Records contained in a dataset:
++++
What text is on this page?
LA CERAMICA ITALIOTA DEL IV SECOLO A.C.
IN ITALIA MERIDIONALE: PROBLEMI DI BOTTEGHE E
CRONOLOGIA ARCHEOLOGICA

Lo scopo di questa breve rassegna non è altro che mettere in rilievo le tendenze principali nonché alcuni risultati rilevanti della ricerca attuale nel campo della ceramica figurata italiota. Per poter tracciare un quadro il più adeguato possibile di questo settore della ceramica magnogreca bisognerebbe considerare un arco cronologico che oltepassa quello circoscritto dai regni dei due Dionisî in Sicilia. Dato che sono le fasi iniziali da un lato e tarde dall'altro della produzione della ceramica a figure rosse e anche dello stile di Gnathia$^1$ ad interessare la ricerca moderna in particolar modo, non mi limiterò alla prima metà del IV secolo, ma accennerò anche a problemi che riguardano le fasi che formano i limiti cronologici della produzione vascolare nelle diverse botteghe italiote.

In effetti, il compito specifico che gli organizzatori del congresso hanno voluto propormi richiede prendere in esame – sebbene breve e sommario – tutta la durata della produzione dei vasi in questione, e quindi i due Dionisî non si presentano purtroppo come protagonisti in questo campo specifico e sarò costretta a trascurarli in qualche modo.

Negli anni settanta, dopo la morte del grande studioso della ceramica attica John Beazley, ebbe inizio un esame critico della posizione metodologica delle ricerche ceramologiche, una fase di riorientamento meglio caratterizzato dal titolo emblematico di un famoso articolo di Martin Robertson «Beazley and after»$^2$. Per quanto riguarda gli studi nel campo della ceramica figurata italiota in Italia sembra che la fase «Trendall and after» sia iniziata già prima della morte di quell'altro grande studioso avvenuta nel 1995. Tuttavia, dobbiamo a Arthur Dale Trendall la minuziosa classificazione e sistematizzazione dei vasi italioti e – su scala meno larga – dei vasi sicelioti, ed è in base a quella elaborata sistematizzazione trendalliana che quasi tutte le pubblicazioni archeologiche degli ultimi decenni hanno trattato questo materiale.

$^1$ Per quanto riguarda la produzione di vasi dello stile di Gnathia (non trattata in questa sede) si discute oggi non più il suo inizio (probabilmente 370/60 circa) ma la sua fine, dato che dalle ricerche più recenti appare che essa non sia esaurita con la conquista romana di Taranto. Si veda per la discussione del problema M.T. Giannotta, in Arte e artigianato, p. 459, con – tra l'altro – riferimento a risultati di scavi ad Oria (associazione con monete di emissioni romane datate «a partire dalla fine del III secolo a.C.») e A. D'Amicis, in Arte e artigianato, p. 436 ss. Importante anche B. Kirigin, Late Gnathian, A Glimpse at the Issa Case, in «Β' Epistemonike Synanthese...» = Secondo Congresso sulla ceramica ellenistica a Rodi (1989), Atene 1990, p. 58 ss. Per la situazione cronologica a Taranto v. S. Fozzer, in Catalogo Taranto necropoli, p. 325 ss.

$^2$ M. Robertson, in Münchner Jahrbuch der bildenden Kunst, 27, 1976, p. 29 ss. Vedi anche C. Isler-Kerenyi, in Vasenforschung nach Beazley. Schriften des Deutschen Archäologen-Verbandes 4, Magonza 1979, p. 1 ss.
++++
Output the entries exactly.

What text is on this page?
LA CERAMICA ITALIOTA DEL IV SECOLO A.C.
IN ITALIA MERIDIONALE: PROBLEMI DI BOTTEGHE E
CRONOLOGIA ARCHEOLOGICA

Lo scopo di questa breve rassegna non è altro che mettere in rilievo le tendenze principali nonché alcuni risultati rilevanti della ricerca attuale nel campo della ceramica figurata italiota. Per poter tracciare un quadro il più adeguato possibile di questo settore della ceramica magnogreca bisognerebbe considerare un arco cronologico che oltepassa quello circoscritto dai regni dei due Dionisî in Sicilia. Dato che sono le fasi iniziali da un lato e tarde dall'altro della produzione della ceramica a figure rosse e anche dello stile di Gnathia$^1$ ad interessare la ricerca moderna in particolar modo, non mi limiterò alla prima metà del IV secolo, ma accennerò anche a problemi che riguardano le fasi che formano i limiti cronologici della produzione vascolare nelle diverse botteghe italiote.

In effetti, il compito specifico che gli organizzatori del congresso hanno voluto propormi richiede prendere in esame – sebbene breve e sommario – tutta la durata della produzione dei vasi in questione, e quindi i due Dionisî non si presentano purtroppo come protagonisti in questo campo specifico e sarò costretta a trascurarli in qualche modo.

Negli anni settanta, dopo la morte del grande studioso della ceramica attica John Beazley, ebbe inizio un esame critico della posizione metodologica delle ricerche ceramologiche, una fase di riorientamento meglio caratterizzato dal titolo emblematico di un famoso articolo di Martin Robertson «Beazley and after»$^2$. Per quanto riguarda gli studi nel campo della ceramica figurata italiota in Italia sembra che la fase «Trendall and after» sia iniziata già prima della morte di quell'altro grande studioso avvenuta nel 1995. Tuttavia, dobbiamo a Arthur Dale Trendall la minuziosa classificazione e sistematizzazione dei vasi italioti e – su scala meno larga – dei vasi sicelioti, ed è in base a quella elaborata sistematizzazione trendalliana che quasi tutte le pubblicazioni archeologiche degli ultimi decenni hanno trattato questo materiale.

$^1$ Per quanto riguarda la produzione di vasi dello stile di Gnathia (non trattata in questa sede) si discute oggi non più il suo inizio (probabilmente 370/60 circa) ma la sua fine, dato che dalle ricerche più recenti appare che essa non sia esaurita con la conquista romana di Taranto. Si veda per la discussione del problema M.T. Giannotta, in Arte e artigianato, p. 459, con – tra l'altro – riferimento a risultati di scavi ad Oria (associazione con monete di emissioni romane datate «a partire dalla fine del III secolo a.C.») e A. D'Amicis, in Arte e artigianato, p. 436 ss. Importante anche B. Kirigin, Late Gnathian, A Glimpse at the Issa Case, in «Β' Epistemonike Synanthese...» = Secondo Congresso sulla ceramica ellenistica a Rodi (1989), Atene 1990, p. 58 ss. Per la situazione cronologica a Taranto v. S. Fozzer, in Catalogo Taranto necropoli, p. 325 ss.

$^2$ M. Robertson, in Münchner Jahrbuch der bildenden Kunst, 27, 1976, p. 29 ss. Vedi anche C. Isler-Kerenyi, in Vasenforschung nach Beazley. Schriften des Deutschen Archäologen-Verbandes 4, Magonza 1979, p. 1 ss.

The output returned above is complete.